**Exercise instructions**
Gather each line in the entries that includes the string "Figure".

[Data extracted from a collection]
● ● ● ● ●

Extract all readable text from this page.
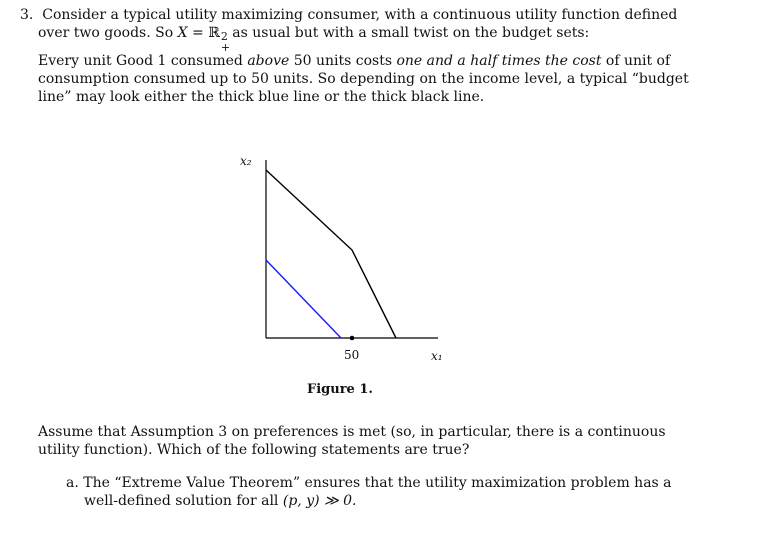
3. Consider a typical utility maximizing consumer, with a continuous utility function defined
over two goods. So X = ℝ 2
+
as usual but with a small twist on the budget sets:
Every unit Good 1 consumed above 50 units costs one and a half times the cost of unit of
consumption consumed up to 50 units. So depending on the income level, a typical “budget
line” may look either the thick blue line or the thick black line.
x₂
50	x₁
Figure 1.
Assume that Assumption 3 on preferences is met (so, in particular, there is a continuous
utility function). Which of the following statements are true?
a. The “Extreme Value Theorem” ensures that the utility maximization problem has a
well-defined solution for all (p, y) ≫ 0.
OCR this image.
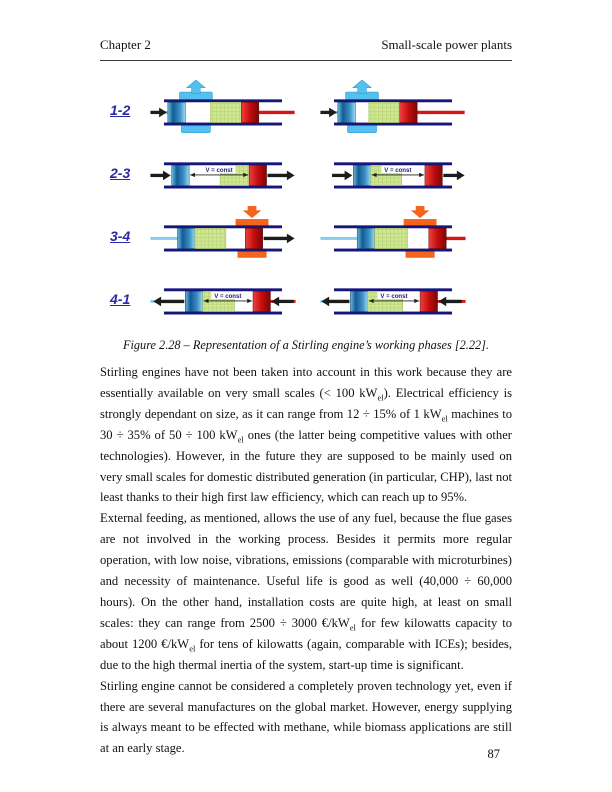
Chapter 2	Small-scale power plants
1-2
2-3	V = const	V = const
3-4
4-1	V = const	V = const
Figure 2.28 – Representation of a Stirling engine’s working phases [2.22].

Stirling engines have not been taken into account in this work because they are essentially available on very small scales (< 100 $kW_{el}$). Electrical efficiency is strongly dependant on size, as it can range from 12 ÷ 15% of 1 $kW_{el}$ machines to 30 ÷ 35% of 50 ÷ 100 $kW_{el}$ ones (the latter being competitive values with other technologies). However, in the future they are supposed to be mainly used on very small scales for domestic distributed generation (in particular, CHP), last not least thanks to their high first law efficiency, which can reach up to 95%.

External feeding, as mentioned, allows the use of any fuel, because the flue gases are not involved in the working process. Besides it permits more regular operation, with low noise, vibrations, emissions (comparable with microturbines) and necessity of maintenance. Useful life is good as well (40,000 ÷ 60,000 hours). On the other hand, installation costs are quite high, at least on small scales: they can range from 2500 ÷ 3000 $€/kW_{el}$ for few kilowatts capacity to about 1200 $€/kW_{el}$ for tens of kilowatts (again, comparable with ICEs); besides, due to the high thermal inertia of the system, start-up time is significant.

Stirling engine cannot be considered a completely proven technology yet, even if there are several manufactures on the global market. However, energy supplying is always meant to be effected with methane, while biomass applications are still at an early stage.	87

● ● ● ● ●

**Result for this task**
Figure 1.
Figure 2.28 – Representation of a Stirling engine’s working phases [2.22].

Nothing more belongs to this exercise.